Task prompt —
Extract the complete listing and repeat it word for word.
[begin Records]
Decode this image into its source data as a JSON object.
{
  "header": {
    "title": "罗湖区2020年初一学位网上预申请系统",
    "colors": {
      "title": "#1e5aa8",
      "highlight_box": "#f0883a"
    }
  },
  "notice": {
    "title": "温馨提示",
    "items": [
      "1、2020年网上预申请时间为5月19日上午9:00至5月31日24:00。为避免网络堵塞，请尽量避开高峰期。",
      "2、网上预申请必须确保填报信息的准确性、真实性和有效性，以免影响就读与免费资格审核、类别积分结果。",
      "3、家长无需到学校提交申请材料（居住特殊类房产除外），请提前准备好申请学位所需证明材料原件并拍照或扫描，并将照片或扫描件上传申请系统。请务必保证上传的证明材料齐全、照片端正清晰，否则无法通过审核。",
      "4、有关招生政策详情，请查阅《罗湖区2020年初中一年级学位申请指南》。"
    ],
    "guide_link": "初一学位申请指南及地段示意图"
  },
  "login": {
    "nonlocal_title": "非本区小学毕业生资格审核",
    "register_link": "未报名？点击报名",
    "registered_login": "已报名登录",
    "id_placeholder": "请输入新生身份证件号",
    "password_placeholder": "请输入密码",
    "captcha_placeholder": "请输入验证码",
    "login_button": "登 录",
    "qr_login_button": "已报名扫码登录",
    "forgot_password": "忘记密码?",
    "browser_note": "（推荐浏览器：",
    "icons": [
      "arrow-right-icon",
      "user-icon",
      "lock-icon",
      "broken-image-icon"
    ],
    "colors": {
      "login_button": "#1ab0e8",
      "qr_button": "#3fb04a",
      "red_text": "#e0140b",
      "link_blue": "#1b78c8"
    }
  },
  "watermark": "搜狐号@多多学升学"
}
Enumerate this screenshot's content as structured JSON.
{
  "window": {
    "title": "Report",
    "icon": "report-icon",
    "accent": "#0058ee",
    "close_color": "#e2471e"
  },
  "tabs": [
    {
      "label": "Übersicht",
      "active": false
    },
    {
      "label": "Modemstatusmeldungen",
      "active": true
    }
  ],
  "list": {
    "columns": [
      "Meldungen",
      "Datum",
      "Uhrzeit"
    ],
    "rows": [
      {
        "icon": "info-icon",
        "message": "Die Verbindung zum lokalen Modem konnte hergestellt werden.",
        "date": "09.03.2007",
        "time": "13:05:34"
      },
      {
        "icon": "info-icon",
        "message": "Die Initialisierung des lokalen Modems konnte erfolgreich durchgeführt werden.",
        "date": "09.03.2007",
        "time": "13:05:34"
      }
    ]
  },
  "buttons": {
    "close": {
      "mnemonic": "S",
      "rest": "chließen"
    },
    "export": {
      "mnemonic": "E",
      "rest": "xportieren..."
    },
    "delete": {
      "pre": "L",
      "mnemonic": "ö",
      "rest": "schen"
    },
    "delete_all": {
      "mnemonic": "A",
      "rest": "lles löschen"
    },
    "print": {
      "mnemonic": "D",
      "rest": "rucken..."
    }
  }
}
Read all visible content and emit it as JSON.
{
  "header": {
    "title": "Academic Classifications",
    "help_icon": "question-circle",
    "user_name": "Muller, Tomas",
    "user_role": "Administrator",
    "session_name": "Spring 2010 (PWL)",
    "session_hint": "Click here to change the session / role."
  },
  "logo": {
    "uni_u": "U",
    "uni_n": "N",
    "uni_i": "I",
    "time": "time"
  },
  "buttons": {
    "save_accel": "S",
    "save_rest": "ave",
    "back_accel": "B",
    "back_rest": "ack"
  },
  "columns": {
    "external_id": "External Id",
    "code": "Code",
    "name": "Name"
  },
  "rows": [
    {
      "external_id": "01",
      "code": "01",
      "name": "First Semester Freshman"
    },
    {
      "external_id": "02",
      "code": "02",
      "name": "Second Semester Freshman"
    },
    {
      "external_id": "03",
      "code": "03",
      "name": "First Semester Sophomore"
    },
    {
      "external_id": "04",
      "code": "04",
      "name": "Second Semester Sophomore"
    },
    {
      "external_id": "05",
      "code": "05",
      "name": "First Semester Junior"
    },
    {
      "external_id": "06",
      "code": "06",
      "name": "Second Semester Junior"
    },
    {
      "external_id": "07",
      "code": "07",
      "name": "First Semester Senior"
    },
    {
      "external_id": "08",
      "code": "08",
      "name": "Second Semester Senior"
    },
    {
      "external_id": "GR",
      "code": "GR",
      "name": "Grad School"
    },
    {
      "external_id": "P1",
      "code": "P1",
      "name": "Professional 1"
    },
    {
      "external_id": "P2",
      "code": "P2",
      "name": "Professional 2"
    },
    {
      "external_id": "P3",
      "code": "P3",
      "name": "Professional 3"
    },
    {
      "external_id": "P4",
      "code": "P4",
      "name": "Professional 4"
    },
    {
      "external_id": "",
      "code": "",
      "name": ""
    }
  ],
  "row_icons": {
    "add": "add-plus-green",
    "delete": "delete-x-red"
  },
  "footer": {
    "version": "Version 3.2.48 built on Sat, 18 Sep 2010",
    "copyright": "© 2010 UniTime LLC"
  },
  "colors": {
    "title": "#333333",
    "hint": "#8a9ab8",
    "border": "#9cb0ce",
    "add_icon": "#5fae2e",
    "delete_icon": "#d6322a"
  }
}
[end Records]
Exercise result —
Decode this image into its source data as a JSON object.
{
  "header": {
    "title": "罗湖区2020年初一学位网上预申请系统",
    "colors": {
      "title": "#1e5aa8",
      "highlight_box": "#f0883a"
    }
  },
  "notice": {
    "title": "温馨提示",
    "items": [
      "1、2020年网上预申请时间为5月19日上午9:00至5月31日24:00。为避免网络堵塞，请尽量避开高峰期。",
      "2、网上预申请必须确保填报信息的准确性、真实性和有效性，以免影响就读与免费资格审核、类别积分结果。",
      "3、家长无需到学校提交申请材料（居住特殊类房产除外），请提前准备好申请学位所需证明材料原件并拍照或扫描，并将照片或扫描件上传申请系统。请务必保证上传的证明材料齐全、照片端正清晰，否则无法通过审核。",
      "4、有关招生政策详情，请查阅《罗湖区2020年初中一年级学位申请指南》。"
    ],
    "guide_link": "初一学位申请指南及地段示意图"
  },
  "login": {
    "nonlocal_title": "非本区小学毕业生资格审核",
    "register_link": "未报名？点击报名",
    "registered_login": "已报名登录",
    "id_placeholder": "请输入新生身份证件号",
    "password_placeholder": "请输入密码",
    "captcha_placeholder": "请输入验证码",
    "login_button": "登 录",
    "qr_login_button": "已报名扫码登录",
    "forgot_password": "忘记密码?",
    "browser_note": "（推荐浏览器：",
    "icons": [
      "arrow-right-icon",
      "user-icon",
      "lock-icon",
      "broken-image-icon"
    ],
    "colors": {
      "login_button": "#1ab0e8",
      "qr_button": "#3fb04a",
      "red_text": "#e0140b",
      "link_blue": "#1b78c8"
    }
  },
  "watermark": "搜狐号@多多学升学"
}
Enumerate this screenshot's content as structured JSON.
{
  "window": {
    "title": "Report",
    "icon": "report-icon",
    "accent": "#0058ee",
    "close_color": "#e2471e"
  },
  "tabs": [
    {
      "label": "Übersicht",
      "active": false
    },
    {
      "label": "Modemstatusmeldungen",
      "active": true
    }
  ],
  "list": {
    "columns": [
      "Meldungen",
      "Datum",
      "Uhrzeit"
    ],
    "rows": [
      {
        "icon": "info-icon",
        "message": "Die Verbindung zum lokalen Modem konnte hergestellt werden.",
        "date": "09.03.2007",
        "time": "13:05:34"
      },
      {
        "icon": "info-icon",
        "message": "Die Initialisierung des lokalen Modems konnte erfolgreich durchgeführt werden.",
        "date": "09.03.2007",
        "time": "13:05:34"
      }
    ]
  },
  "buttons": {
    "close": {
      "mnemonic": "S",
      "rest": "chließen"
    },
    "export": {
      "mnemonic": "E",
      "rest": "xportieren..."
    },
    "delete": {
      "pre": "L",
      "mnemonic": "ö",
      "rest": "schen"
    },
    "delete_all": {
      "mnemonic": "A",
      "rest": "lles löschen"
    },
    "print": {
      "mnemonic": "D",
      "rest": "rucken..."
    }
  }
}
Read all visible content and emit it as JSON.
{
  "header": {
    "title": "Academic Classifications",
    "help_icon": "question-circle",
    "user_name": "Muller, Tomas",
    "user_role": "Administrator",
    "session_name": "Spring 2010 (PWL)",
    "session_hint": "Click here to change the session / role."
  },
  "logo": {
    "uni_u": "U",
    "uni_n": "N",
    "uni_i": "I",
    "time": "time"
  },
  "buttons": {
    "save_accel": "S",
    "save_rest": "ave",
    "back_accel": "B",
    "back_rest": "ack"
  },
  "columns": {
    "external_id": "External Id",
    "code": "Code",
    "name": "Name"
  },
  "rows": [
    {
      "external_id": "01",
      "code": "01",
      "name": "First Semester Freshman"
    },
    {
      "external_id": "02",
      "code": "02",
      "name": "Second Semester Freshman"
    },
    {
      "external_id": "03",
      "code": "03",
      "name": "First Semester Sophomore"
    },
    {
      "external_id": "04",
      "code": "04",
      "name": "Second Semester Sophomore"
    },
    {
      "external_id": "05",
      "code": "05",
      "name": "First Semester Junior"
    },
    {
      "external_id": "06",
      "code": "06",
      "name": "Second Semester Junior"
    },
    {
      "external_id": "07",
      "code": "07",
      "name": "First Semester Senior"
    },
    {
      "external_id": "08",
      "code": "08",
      "name": "Second Semester Senior"
    },
    {
      "external_id": "GR",
      "code": "GR",
      "name": "Grad School"
    },
    {
      "external_id": "P1",
      "code": "P1",
      "name": "Professional 1"
    },
    {
      "external_id": "P2",
      "code": "P2",
      "name": "Professional 2"
    },
    {
      "external_id": "P3",
      "code": "P3",
      "name": "Professional 3"
    },
    {
      "external_id": "P4",
      "code": "P4",
      "name": "Professional 4"
    },
    {
      "external_id": "",
      "code": "",
      "name": ""
    }
  ],
  "row_icons": {
    "add": "add-plus-green",
    "delete": "delete-x-red"
  },
  "footer": {
    "version": "Version 3.2.48 built on Sat, 18 Sep 2010",
    "copyright": "© 2010 UniTime LLC"
  },
  "colors": {
    "title": "#333333",
    "hint": "#8a9ab8",
    "border": "#9cb0ce",
    "add_icon": "#5fae2e",
    "delete_icon": "#d6322a"
  }
}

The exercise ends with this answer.